→ Written task: Return all of the entries exactly, with nothing added or left out.

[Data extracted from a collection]
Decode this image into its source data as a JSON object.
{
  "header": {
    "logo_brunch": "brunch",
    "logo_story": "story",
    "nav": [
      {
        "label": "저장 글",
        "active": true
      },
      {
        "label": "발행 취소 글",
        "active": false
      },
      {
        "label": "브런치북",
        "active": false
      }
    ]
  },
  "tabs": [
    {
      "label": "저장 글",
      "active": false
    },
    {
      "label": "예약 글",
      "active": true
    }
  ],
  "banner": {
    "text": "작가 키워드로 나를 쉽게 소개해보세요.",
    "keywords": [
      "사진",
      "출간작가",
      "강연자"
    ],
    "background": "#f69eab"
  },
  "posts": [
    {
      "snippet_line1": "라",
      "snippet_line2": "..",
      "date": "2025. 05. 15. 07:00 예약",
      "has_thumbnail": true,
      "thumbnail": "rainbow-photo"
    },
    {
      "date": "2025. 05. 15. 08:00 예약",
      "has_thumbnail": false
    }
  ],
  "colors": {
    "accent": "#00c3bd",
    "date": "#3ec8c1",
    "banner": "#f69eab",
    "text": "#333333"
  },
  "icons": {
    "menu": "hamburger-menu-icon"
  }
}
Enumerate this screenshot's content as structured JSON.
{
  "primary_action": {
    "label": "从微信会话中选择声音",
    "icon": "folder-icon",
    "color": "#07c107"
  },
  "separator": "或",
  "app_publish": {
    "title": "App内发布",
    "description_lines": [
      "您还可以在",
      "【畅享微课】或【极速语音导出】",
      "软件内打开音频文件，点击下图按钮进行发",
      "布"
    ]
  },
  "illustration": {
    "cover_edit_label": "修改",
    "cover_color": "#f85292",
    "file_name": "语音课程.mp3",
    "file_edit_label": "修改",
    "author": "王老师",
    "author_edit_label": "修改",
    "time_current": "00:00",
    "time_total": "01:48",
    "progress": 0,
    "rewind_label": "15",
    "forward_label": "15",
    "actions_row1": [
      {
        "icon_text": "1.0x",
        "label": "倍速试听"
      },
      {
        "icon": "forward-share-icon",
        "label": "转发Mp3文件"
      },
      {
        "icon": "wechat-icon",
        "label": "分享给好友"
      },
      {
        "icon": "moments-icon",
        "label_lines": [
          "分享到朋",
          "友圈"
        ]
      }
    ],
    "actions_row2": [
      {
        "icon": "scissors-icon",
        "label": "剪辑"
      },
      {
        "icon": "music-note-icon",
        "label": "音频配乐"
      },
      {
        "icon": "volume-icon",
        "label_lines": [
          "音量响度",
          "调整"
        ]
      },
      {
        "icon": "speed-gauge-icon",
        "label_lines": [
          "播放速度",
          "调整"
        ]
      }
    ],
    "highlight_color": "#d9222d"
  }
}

→ Exercise answer:
Decode this image into its source data as a JSON object.
{
  "header": {
    "logo_brunch": "brunch",
    "logo_story": "story",
    "nav": [
      {
        "label": "저장 글",
        "active": true
      },
      {
        "label": "발행 취소 글",
        "active": false
      },
      {
        "label": "브런치북",
        "active": false
      }
    ]
  },
  "tabs": [
    {
      "label": "저장 글",
      "active": false
    },
    {
      "label": "예약 글",
      "active": true
    }
  ],
  "banner": {
    "text": "작가 키워드로 나를 쉽게 소개해보세요.",
    "keywords": [
      "사진",
      "출간작가",
      "강연자"
    ],
    "background": "#f69eab"
  },
  "posts": [
    {
      "snippet_line1": "라",
      "snippet_line2": "..",
      "date": "2025. 05. 15. 07:00 예약",
      "has_thumbnail": true,
      "thumbnail": "rainbow-photo"
    },
    {
      "date": "2025. 05. 15. 08:00 예약",
      "has_thumbnail": false
    }
  ],
  "colors": {
    "accent": "#00c3bd",
    "date": "#3ec8c1",
    "banner": "#f69eab",
    "text": "#333333"
  },
  "icons": {
    "menu": "hamburger-menu-icon"
  }
}
Enumerate this screenshot's content as structured JSON.
{
  "primary_action": {
    "label": "从微信会话中选择声音",
    "icon": "folder-icon",
    "color": "#07c107"
  },
  "separator": "或",
  "app_publish": {
    "title": "App内发布",
    "description_lines": [
      "您还可以在",
      "【畅享微课】或【极速语音导出】",
      "软件内打开音频文件，点击下图按钮进行发",
      "布"
    ]
  },
  "illustration": {
    "cover_edit_label": "修改",
    "cover_color": "#f85292",
    "file_name": "语音课程.mp3",
    "file_edit_label": "修改",
    "author": "王老师",
    "author_edit_label": "修改",
    "time_current": "00:00",
    "time_total": "01:48",
    "progress": 0,
    "rewind_label": "15",
    "forward_label": "15",
    "actions_row1": [
      {
        "icon_text": "1.0x",
        "label": "倍速试听"
      },
      {
        "icon": "forward-share-icon",
        "label": "转发Mp3文件"
      },
      {
        "icon": "wechat-icon",
        "label": "分享给好友"
      },
      {
        "icon": "moments-icon",
        "label_lines": [
          "分享到朋",
          "友圈"
        ]
      }
    ],
    "actions_row2": [
      {
        "icon": "scissors-icon",
        "label": "剪辑"
      },
      {
        "icon": "music-note-icon",
        "label": "音频配乐"
      },
      {
        "icon": "volume-icon",
        "label_lines": [
          "音量响度",
          "调整"
        ]
      },
      {
        "icon": "speed-gauge-icon",
        "label_lines": [
          "播放速度",
          "调整"
        ]
      }
    ],
    "highlight_color": "#d9222d"
  }
}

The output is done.